Copy nothing but the lines from the one containing "Convert this document image to plain text." through the last line of the records, repeated exactly and without pictures.

Data records:
■ ■ ■ ■

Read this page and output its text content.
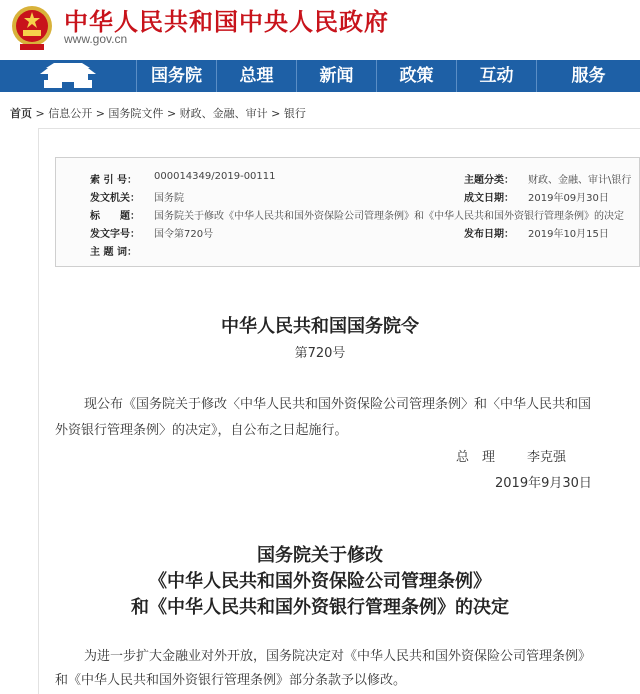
中华人民共和国中央人民政府
www.gov.cn
国务院	总理	新闻	政策	互动	服务
首页 > 信息公开 > 国务院文件 > 财政、金融、审计 > 银行
索 引 号： 000014349/2019-00111	主题分类： 财政、金融、审计\银行
发文机关： 国务院	成文日期： 2019年09月30日
标　　题： 国务院关于修改《中华人民共和国外资保险公司管理条例》和《中华人民共和国外资银行管理条例》的决定
发文字号： 国令第720号	发布日期： 2019年10月15日
主 题 词：
中华人民共和国国务院令
第720号
现公布《国务院关于修改〈中华人民共和国外资保险公司管理条例〉和〈中华人民共和国
外资银行管理条例〉的决定》，自公布之日起施行。
总　理 李克强
2019年9月30日
国务院关于修改
《中华人民共和国外资保险公司管理条例》
和《中华人民共和国外资银行管理条例》的决定
为进一步扩大金融业对外开放，国务院决定对《中华人民共和国外资保险公司管理条例》
和《中华人民共和国外资银行管理条例》部分条款予以修改。
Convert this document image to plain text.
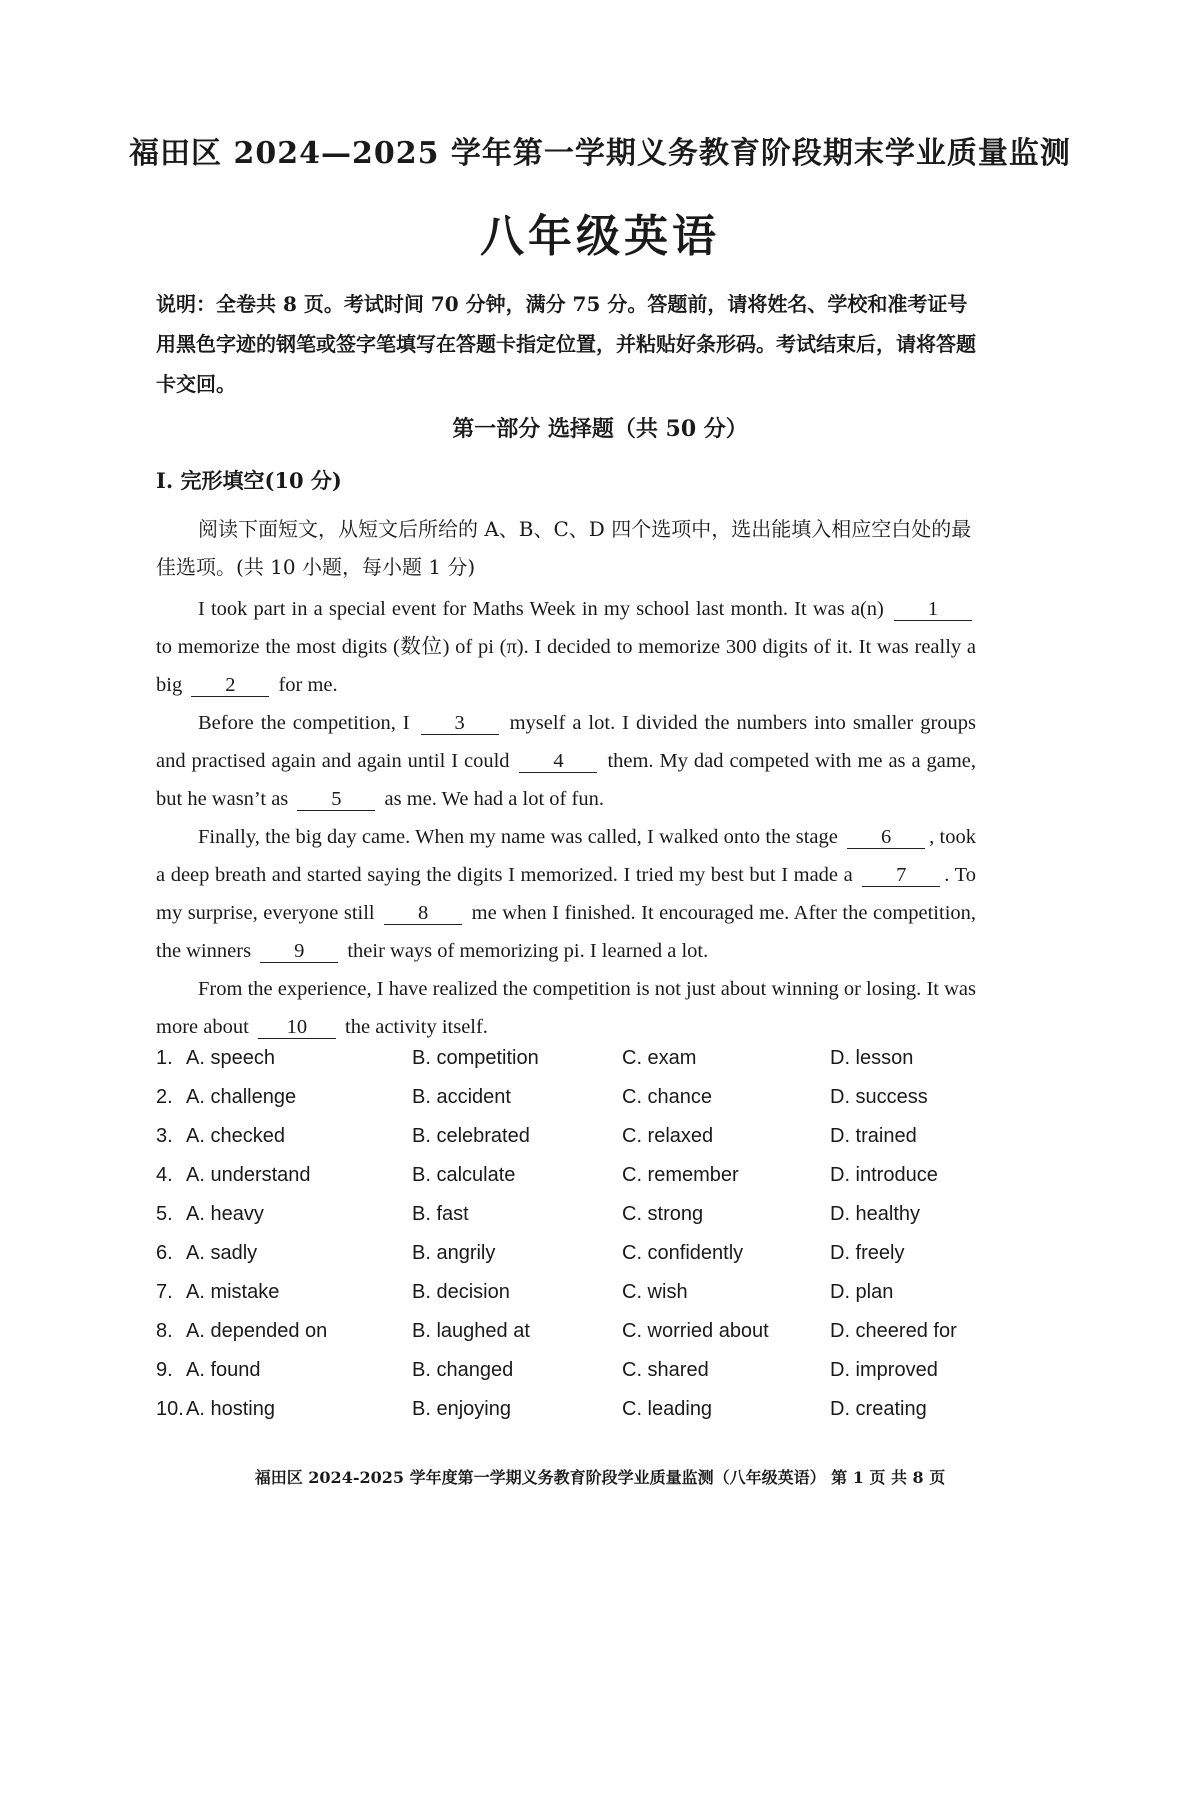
福田区 2024—2025 学年第一学期义务教育阶段期末学业质量监测
八年级英语
说明：全卷共 8 页。考试时间 70 分钟，满分 75 分。答题前，请将姓名、学校和准考证号用黑色字迹的钢笔或签字笔填写在答题卡指定位置，并粘贴好条形码。考试结束后，请将答题卡交回。
第一部分 选择题（共 50 分）
I. 完形填空(10 分)
阅读下面短文，从短文后所给的 A、B、C、D 四个选项中，选出能填入相应空白处的最佳选项。(共 10 小题，每小题 1 分)

I took part in a special event for Maths Week in my school last month. It was a(n) 1 to memorize the most digits (数位) of pi (π). I decided to memorize 300 digits of it. It was really a big 2 for me.

Before the competition, I 3 myself a lot. I divided the numbers into smaller groups and practised again and again until I could 4 them. My dad competed with me as a game, but he wasn’t as 5 as me. We had a lot of fun.

Finally, the big day came. When my name was called, I walked onto the stage 6 , took a deep breath and started saying the digits I memorized. I tried my best but I made a 7 . To my surprise, everyone still 8 me when I finished. It encouraged me. After the competition, the winners 9 their ways of memorizing pi. I learned a lot.

From the experience, I have realized the competition is not just about winning or losing. It was more about 10 the activity itself.

1. A. speech	B. competition	C. exam	D. lesson
2. A. challenge	B. accident	C. chance	D. success
3. A. checked	B. celebrated	C. relaxed	D. trained
4. A. understand	B. calculate	C. remember	D. introduce
5. A. heavy	B. fast	C. strong	D. healthy
6. A. sadly	B. angrily	C. confidently	D. freely
7. A. mistake	B. decision	C. wish	D. plan
8. A. depended on	B. laughed at	C. worried about	D. cheered for
9. A. found	B. changed	C. shared	D. improved
10. A. hosting	B. enjoying	C. leading	D. creating
福田区 2024-2025 学年度第一学期义务教育阶段学业质量监测（八年级英语） 第 1 页 共 8 页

■ ■ ■ ■

REPLY TO THE TASK:
Convert this document image to plain text.
福田区 2024—2025 学年第一学期义务教育阶段期末学业质量监测
八年级英语
说明：全卷共 8 页。考试时间 70 分钟，满分 75 分。答题前，请将姓名、学校和准考证号用黑色字迹的钢笔或签字笔填写在答题卡指定位置，并粘贴好条形码。考试结束后，请将答题卡交回。
第一部分 选择题（共 50 分）
I. 完形填空(10 分)
阅读下面短文，从短文后所给的 A、B、C、D 四个选项中，选出能填入相应空白处的最佳选项。(共 10 小题，每小题 1 分)

I took part in a special event for Maths Week in my school last month. It was a(n) 1 to memorize the most digits (数位) of pi (π). I decided to memorize 300 digits of it. It was really a big 2 for me.

Before the competition, I 3 myself a lot. I divided the numbers into smaller groups and practised again and again until I could 4 them. My dad competed with me as a game, but he wasn’t as 5 as me. We had a lot of fun.

Finally, the big day came. When my name was called, I walked onto the stage 6 , took a deep breath and started saying the digits I memorized. I tried my best but I made a 7 . To my surprise, everyone still 8 me when I finished. It encouraged me. After the competition, the winners 9 their ways of memorizing pi. I learned a lot.

From the experience, I have realized the competition is not just about winning or losing. It was more about 10 the activity itself.

1. A. speech	B. competition	C. exam	D. lesson
2. A. challenge	B. accident	C. chance	D. success
3. A. checked	B. celebrated	C. relaxed	D. trained
4. A. understand	B. calculate	C. remember	D. introduce
5. A. heavy	B. fast	C. strong	D. healthy
6. A. sadly	B. angrily	C. confidently	D. freely
7. A. mistake	B. decision	C. wish	D. plan
8. A. depended on	B. laughed at	C. worried about	D. cheered for
9. A. found	B. changed	C. shared	D. improved
10. A. hosting	B. enjoying	C. leading	D. creating
福田区 2024-2025 学年度第一学期义务教育阶段学业质量监测（八年级英语） 第 1 页 共 8 页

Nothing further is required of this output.